### Material provided

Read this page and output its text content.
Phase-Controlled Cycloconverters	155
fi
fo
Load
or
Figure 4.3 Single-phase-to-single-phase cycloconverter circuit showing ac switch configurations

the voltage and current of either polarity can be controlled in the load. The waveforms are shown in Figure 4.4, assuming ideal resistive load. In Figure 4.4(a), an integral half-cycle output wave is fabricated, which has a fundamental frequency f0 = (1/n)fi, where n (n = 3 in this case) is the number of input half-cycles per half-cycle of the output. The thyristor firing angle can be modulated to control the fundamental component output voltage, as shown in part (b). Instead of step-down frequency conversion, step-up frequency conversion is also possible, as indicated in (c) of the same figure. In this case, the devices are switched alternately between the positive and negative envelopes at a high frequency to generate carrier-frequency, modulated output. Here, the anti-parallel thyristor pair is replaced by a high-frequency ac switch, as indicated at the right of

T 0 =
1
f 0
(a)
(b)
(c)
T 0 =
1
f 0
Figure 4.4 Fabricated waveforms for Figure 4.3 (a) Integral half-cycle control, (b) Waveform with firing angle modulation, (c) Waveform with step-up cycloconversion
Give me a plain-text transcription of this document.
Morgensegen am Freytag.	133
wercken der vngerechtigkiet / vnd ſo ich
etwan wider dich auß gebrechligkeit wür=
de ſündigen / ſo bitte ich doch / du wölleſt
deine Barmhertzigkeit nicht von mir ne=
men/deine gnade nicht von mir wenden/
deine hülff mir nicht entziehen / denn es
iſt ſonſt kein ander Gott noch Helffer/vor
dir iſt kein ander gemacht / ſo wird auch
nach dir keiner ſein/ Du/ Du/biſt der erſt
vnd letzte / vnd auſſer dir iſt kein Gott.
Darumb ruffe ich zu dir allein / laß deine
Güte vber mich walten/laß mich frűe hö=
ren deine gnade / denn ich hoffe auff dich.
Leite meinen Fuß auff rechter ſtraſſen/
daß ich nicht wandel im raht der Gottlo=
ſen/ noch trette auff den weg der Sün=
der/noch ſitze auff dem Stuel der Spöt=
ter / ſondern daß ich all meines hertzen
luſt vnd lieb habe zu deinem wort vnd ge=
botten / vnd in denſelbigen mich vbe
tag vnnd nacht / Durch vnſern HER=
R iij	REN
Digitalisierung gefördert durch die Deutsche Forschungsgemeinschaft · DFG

######

▶ **What the exercise asks**: Recopy all the lines exactly as they appear.

▶ **The solution**:
Read this page and output its text content.
Phase-Controlled Cycloconverters	155
fi
fo
Load
or
Figure 4.3 Single-phase-to-single-phase cycloconverter circuit showing ac switch configurations

the voltage and current of either polarity can be controlled in the load. The waveforms are shown in Figure 4.4, assuming ideal resistive load. In Figure 4.4(a), an integral half-cycle output wave is fabricated, which has a fundamental frequency f0 = (1/n)fi, where n (n = 3 in this case) is the number of input half-cycles per half-cycle of the output. The thyristor firing angle can be modulated to control the fundamental component output voltage, as shown in part (b). Instead of step-down frequency conversion, step-up frequency conversion is also possible, as indicated in (c) of the same figure. In this case, the devices are switched alternately between the positive and negative envelopes at a high frequency to generate carrier-frequency, modulated output. Here, the anti-parallel thyristor pair is replaced by a high-frequency ac switch, as indicated at the right of

T 0 =
1
f 0
(a)
(b)
(c)
T 0 =
1
f 0
Figure 4.4 Fabricated waveforms for Figure 4.3 (a) Integral half-cycle control, (b) Waveform with firing angle modulation, (c) Waveform with step-up cycloconversion
Give me a plain-text transcription of this document.
Morgensegen am Freytag.	133
wercken der vngerechtigkiet / vnd ſo ich
etwan wider dich auß gebrechligkeit wür=
de ſündigen / ſo bitte ich doch / du wölleſt
deine Barmhertzigkeit nicht von mir ne=
men/deine gnade nicht von mir wenden/
deine hülff mir nicht entziehen / denn es
iſt ſonſt kein ander Gott noch Helffer/vor
dir iſt kein ander gemacht / ſo wird auch
nach dir keiner ſein/ Du/ Du/biſt der erſt
vnd letzte / vnd auſſer dir iſt kein Gott.
Darumb ruffe ich zu dir allein / laß deine
Güte vber mich walten/laß mich frűe hö=
ren deine gnade / denn ich hoffe auff dich.
Leite meinen Fuß auff rechter ſtraſſen/
daß ich nicht wandel im raht der Gottlo=
ſen/ noch trette auff den weg der Sün=
der/noch ſitze auff dem Stuel der Spöt=
ter / ſondern daß ich all meines hertzen
luſt vnd lieb habe zu deinem wort vnd ge=
botten / vnd in denſelbigen mich vbe
tag vnnd nacht / Durch vnſern HER=
R iij	REN
Digitalisierung gefördert durch die Deutsche Forschungsgemeinschaft · DFG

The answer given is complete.